# Recorded data
######
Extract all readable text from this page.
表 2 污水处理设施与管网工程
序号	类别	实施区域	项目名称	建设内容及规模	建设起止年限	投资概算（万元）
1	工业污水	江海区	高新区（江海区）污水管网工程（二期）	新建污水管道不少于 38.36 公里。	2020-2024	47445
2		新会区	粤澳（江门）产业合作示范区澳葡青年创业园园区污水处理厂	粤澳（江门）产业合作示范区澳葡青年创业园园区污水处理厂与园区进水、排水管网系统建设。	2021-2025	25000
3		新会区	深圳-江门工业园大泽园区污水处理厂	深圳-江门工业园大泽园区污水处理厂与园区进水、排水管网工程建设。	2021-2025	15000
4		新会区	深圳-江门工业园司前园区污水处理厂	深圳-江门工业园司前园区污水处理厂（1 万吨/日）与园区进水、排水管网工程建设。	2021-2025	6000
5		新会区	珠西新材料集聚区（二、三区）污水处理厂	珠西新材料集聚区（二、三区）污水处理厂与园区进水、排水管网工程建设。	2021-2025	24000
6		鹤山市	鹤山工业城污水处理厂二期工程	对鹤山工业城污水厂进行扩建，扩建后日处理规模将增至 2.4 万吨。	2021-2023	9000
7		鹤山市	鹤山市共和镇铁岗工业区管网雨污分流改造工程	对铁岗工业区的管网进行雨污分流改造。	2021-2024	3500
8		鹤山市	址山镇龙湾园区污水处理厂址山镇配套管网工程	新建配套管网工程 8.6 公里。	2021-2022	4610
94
######
Please give back all of the records exactly as written.

Extract all readable text from this page.
表 2 污水处理设施与管网工程
序号	类别	实施区域	项目名称	建设内容及规模	建设起止年限	投资概算（万元）
1	工业污水	江海区	高新区（江海区）污水管网工程（二期）	新建污水管道不少于 38.36 公里。	2020-2024	47445
2		新会区	粤澳（江门）产业合作示范区澳葡青年创业园园区污水处理厂	粤澳（江门）产业合作示范区澳葡青年创业园园区污水处理厂与园区进水、排水管网系统建设。	2021-2025	25000
3		新会区	深圳-江门工业园大泽园区污水处理厂	深圳-江门工业园大泽园区污水处理厂与园区进水、排水管网工程建设。	2021-2025	15000
4		新会区	深圳-江门工业园司前园区污水处理厂	深圳-江门工业园司前园区污水处理厂（1 万吨/日）与园区进水、排水管网工程建设。	2021-2025	6000
5		新会区	珠西新材料集聚区（二、三区）污水处理厂	珠西新材料集聚区（二、三区）污水处理厂与园区进水、排水管网工程建设。	2021-2025	24000
6		鹤山市	鹤山工业城污水处理厂二期工程	对鹤山工业城污水厂进行扩建，扩建后日处理规模将增至 2.4 万吨。	2021-2023	9000
7		鹤山市	鹤山市共和镇铁岗工业区管网雨污分流改造工程	对铁岗工业区的管网进行雨污分流改造。	2021-2024	3500
8		鹤山市	址山镇龙湾园区污水处理厂址山镇配套管网工程	新建配套管网工程 8.6 公里。	2021-2022	4610
94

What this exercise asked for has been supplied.